start SUPPLIED MATERIAL

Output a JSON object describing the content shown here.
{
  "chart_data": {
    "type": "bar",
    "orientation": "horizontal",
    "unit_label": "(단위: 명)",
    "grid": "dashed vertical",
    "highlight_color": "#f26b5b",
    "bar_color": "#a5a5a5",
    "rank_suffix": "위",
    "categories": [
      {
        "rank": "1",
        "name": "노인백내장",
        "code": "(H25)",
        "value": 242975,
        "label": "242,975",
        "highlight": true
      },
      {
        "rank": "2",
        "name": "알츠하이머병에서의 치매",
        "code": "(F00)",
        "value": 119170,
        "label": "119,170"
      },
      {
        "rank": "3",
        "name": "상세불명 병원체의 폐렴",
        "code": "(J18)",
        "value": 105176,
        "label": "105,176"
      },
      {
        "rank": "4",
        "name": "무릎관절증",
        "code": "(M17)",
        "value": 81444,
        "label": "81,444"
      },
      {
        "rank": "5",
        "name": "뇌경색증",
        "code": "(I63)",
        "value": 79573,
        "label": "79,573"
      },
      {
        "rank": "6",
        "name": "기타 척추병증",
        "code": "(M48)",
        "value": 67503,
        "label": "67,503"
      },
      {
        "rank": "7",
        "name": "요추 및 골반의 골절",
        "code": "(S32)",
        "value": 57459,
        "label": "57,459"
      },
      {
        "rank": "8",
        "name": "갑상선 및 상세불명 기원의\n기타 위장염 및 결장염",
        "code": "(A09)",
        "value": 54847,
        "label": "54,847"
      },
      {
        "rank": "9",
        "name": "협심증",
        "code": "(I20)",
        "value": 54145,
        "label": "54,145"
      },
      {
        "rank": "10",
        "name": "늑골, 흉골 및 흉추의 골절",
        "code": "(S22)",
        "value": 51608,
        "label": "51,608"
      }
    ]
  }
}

end SUPPLIED MATERIAL

WORK REQUIRED » Every record shown above must be echoed exactly.

THE ANSWER »
Output a JSON object describing the content shown here.
{
  "chart_data": {
    "type": "bar",
    "orientation": "horizontal",
    "unit_label": "(단위: 명)",
    "grid": "dashed vertical",
    "highlight_color": "#f26b5b",
    "bar_color": "#a5a5a5",
    "rank_suffix": "위",
    "categories": [
      {
        "rank": "1",
        "name": "노인백내장",
        "code": "(H25)",
        "value": 242975,
        "label": "242,975",
        "highlight": true
      },
      {
        "rank": "2",
        "name": "알츠하이머병에서의 치매",
        "code": "(F00)",
        "value": 119170,
        "label": "119,170"
      },
      {
        "rank": "3",
        "name": "상세불명 병원체의 폐렴",
        "code": "(J18)",
        "value": 105176,
        "label": "105,176"
      },
      {
        "rank": "4",
        "name": "무릎관절증",
        "code": "(M17)",
        "value": 81444,
        "label": "81,444"
      },
      {
        "rank": "5",
        "name": "뇌경색증",
        "code": "(I63)",
        "value": 79573,
        "label": "79,573"
      },
      {
        "rank": "6",
        "name": "기타 척추병증",
        "code": "(M48)",
        "value": 67503,
        "label": "67,503"
      },
      {
        "rank": "7",
        "name": "요추 및 골반의 골절",
        "code": "(S32)",
        "value": 57459,
        "label": "57,459"
      },
      {
        "rank": "8",
        "name": "갑상선 및 상세불명 기원의\n기타 위장염 및 결장염",
        "code": "(A09)",
        "value": 54847,
        "label": "54,847"
      },
      {
        "rank": "9",
        "name": "협심증",
        "code": "(I20)",
        "value": 54145,
        "label": "54,145"
      },
      {
        "rank": "10",
        "name": "늑골, 흉골 및 흉추의 골절",
        "code": "(S22)",
        "value": 51608,
        "label": "51,608"
      }
    ]
  }
}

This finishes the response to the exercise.